• _Data section_
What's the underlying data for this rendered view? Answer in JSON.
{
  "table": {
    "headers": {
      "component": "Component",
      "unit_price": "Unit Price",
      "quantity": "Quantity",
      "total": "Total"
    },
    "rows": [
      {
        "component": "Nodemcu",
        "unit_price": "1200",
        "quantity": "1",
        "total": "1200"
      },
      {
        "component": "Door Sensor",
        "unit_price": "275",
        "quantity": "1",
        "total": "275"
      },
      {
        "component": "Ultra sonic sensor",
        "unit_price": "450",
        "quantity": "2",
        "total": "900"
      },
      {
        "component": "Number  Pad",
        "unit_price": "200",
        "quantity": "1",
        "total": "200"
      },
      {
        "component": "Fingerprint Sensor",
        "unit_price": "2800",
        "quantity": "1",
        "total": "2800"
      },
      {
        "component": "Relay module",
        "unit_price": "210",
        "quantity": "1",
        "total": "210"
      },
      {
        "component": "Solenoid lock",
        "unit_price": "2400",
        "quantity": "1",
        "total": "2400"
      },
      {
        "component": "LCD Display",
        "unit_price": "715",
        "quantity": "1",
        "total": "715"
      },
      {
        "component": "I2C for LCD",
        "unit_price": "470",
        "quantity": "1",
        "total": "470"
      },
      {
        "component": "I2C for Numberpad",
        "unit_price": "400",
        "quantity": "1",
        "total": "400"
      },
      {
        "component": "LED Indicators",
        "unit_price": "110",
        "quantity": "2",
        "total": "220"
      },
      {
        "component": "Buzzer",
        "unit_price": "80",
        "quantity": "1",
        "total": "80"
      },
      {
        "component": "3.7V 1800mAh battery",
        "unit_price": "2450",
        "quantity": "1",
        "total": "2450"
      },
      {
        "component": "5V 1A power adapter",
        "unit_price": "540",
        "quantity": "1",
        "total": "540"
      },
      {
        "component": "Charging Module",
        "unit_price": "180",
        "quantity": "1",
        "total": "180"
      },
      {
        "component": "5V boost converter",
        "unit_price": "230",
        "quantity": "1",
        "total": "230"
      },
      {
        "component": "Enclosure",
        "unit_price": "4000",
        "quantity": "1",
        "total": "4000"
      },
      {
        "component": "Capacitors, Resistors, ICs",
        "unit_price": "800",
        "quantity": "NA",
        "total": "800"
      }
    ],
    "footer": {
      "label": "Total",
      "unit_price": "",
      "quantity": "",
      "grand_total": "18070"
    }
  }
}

• _Short task_
Restate the whole listing exactly.

• _Response_
What's the underlying data for this rendered view? Answer in JSON.
{
  "table": {
    "headers": {
      "component": "Component",
      "unit_price": "Unit Price",
      "quantity": "Quantity",
      "total": "Total"
    },
    "rows": [
      {
        "component": "Nodemcu",
        "unit_price": "1200",
        "quantity": "1",
        "total": "1200"
      },
      {
        "component": "Door Sensor",
        "unit_price": "275",
        "quantity": "1",
        "total": "275"
      },
      {
        "component": "Ultra sonic sensor",
        "unit_price": "450",
        "quantity": "2",
        "total": "900"
      },
      {
        "component": "Number  Pad",
        "unit_price": "200",
        "quantity": "1",
        "total": "200"
      },
      {
        "component": "Fingerprint Sensor",
        "unit_price": "2800",
        "quantity": "1",
        "total": "2800"
      },
      {
        "component": "Relay module",
        "unit_price": "210",
        "quantity": "1",
        "total": "210"
      },
      {
        "component": "Solenoid lock",
        "unit_price": "2400",
        "quantity": "1",
        "total": "2400"
      },
      {
        "component": "LCD Display",
        "unit_price": "715",
        "quantity": "1",
        "total": "715"
      },
      {
        "component": "I2C for LCD",
        "unit_price": "470",
        "quantity": "1",
        "total": "470"
      },
      {
        "component": "I2C for Numberpad",
        "unit_price": "400",
        "quantity": "1",
        "total": "400"
      },
      {
        "component": "LED Indicators",
        "unit_price": "110",
        "quantity": "2",
        "total": "220"
      },
      {
        "component": "Buzzer",
        "unit_price": "80",
        "quantity": "1",
        "total": "80"
      },
      {
        "component": "3.7V 1800mAh battery",
        "unit_price": "2450",
        "quantity": "1",
        "total": "2450"
      },
      {
        "component": "5V 1A power adapter",
        "unit_price": "540",
        "quantity": "1",
        "total": "540"
      },
      {
        "component": "Charging Module",
        "unit_price": "180",
        "quantity": "1",
        "total": "180"
      },
      {
        "component": "5V boost converter",
        "unit_price": "230",
        "quantity": "1",
        "total": "230"
      },
      {
        "component": "Enclosure",
        "unit_price": "4000",
        "quantity": "1",
        "total": "4000"
      },
      {
        "component": "Capacitors, Resistors, ICs",
        "unit_price": "800",
        "quantity": "NA",
        "total": "800"
      }
    ],
    "footer": {
      "label": "Total",
      "unit_price": "",
      "quantity": "",
      "grand_total": "18070"
    }
  }
}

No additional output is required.